◆ Request: Make an exact copy of the records, dropping all pictures.
--- START Given entries ---
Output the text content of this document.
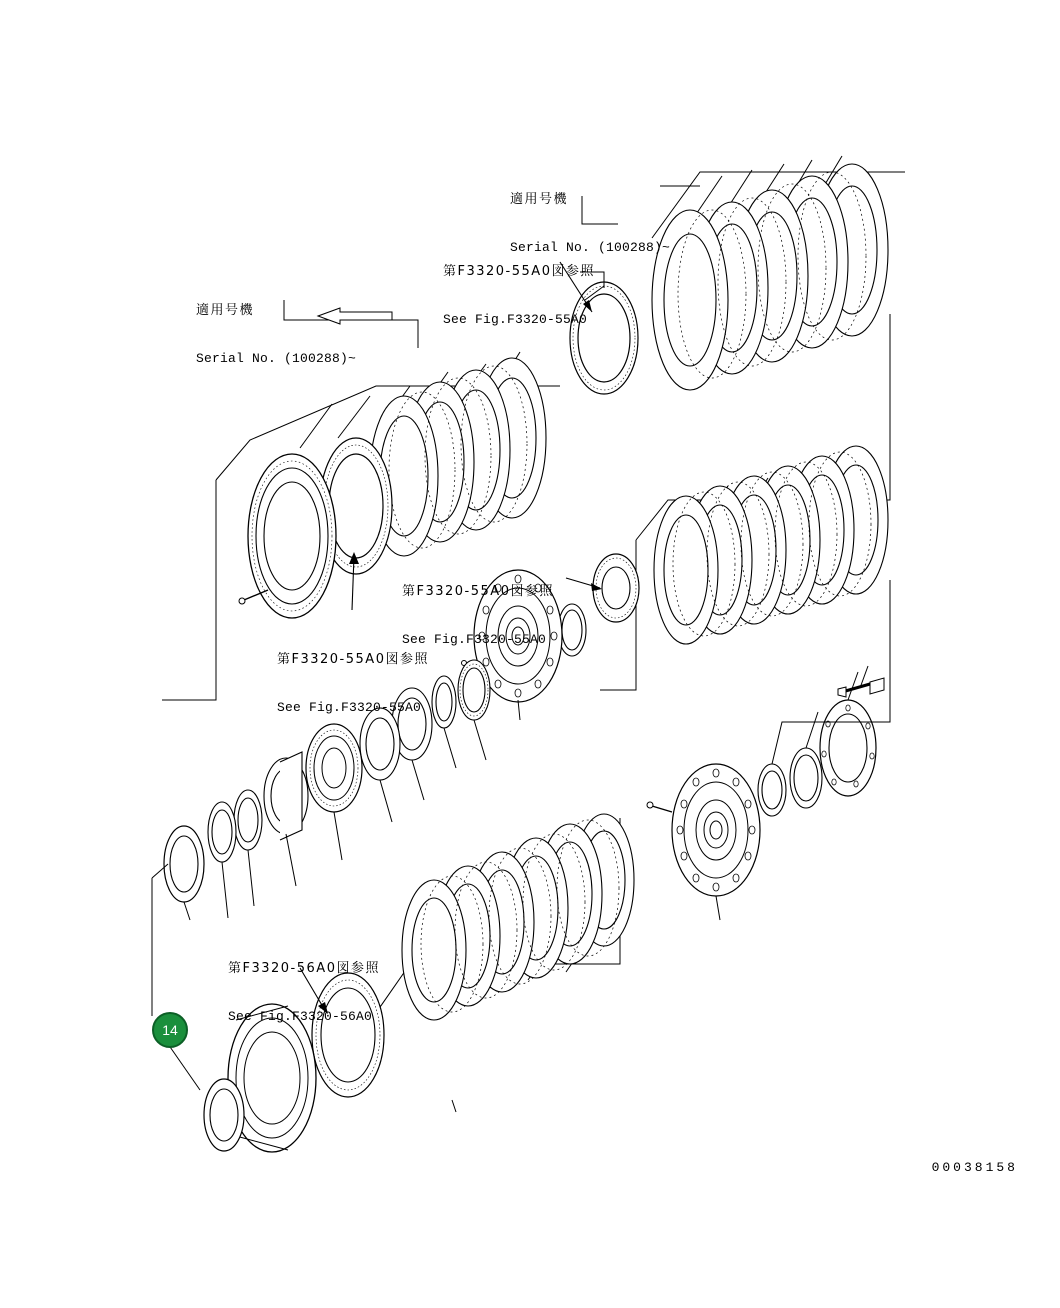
適用号機

Serial No. (100288)~

第F3320-55A0図参照

See Fig.F3320-55A0

適用号機

Serial No. (100288)~

第F3320-55A0図参照

See Fig.F3320-55A0

第F3320-55A0図参照

See Fig.F3320-55A0

第F3320-56A0図参照

See Fig.F3320-56A0

14
00038158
--- END Given entries ---
◆ Final result:
Output the text content of this document.
適用号機

Serial No. (100288)~

第F3320-55A0図参照

See Fig.F3320-55A0

適用号機

Serial No. (100288)~

第F3320-55A0図参照

See Fig.F3320-55A0

第F3320-55A0図参照

See Fig.F3320-55A0

第F3320-56A0図参照

See Fig.F3320-56A0

14
00038158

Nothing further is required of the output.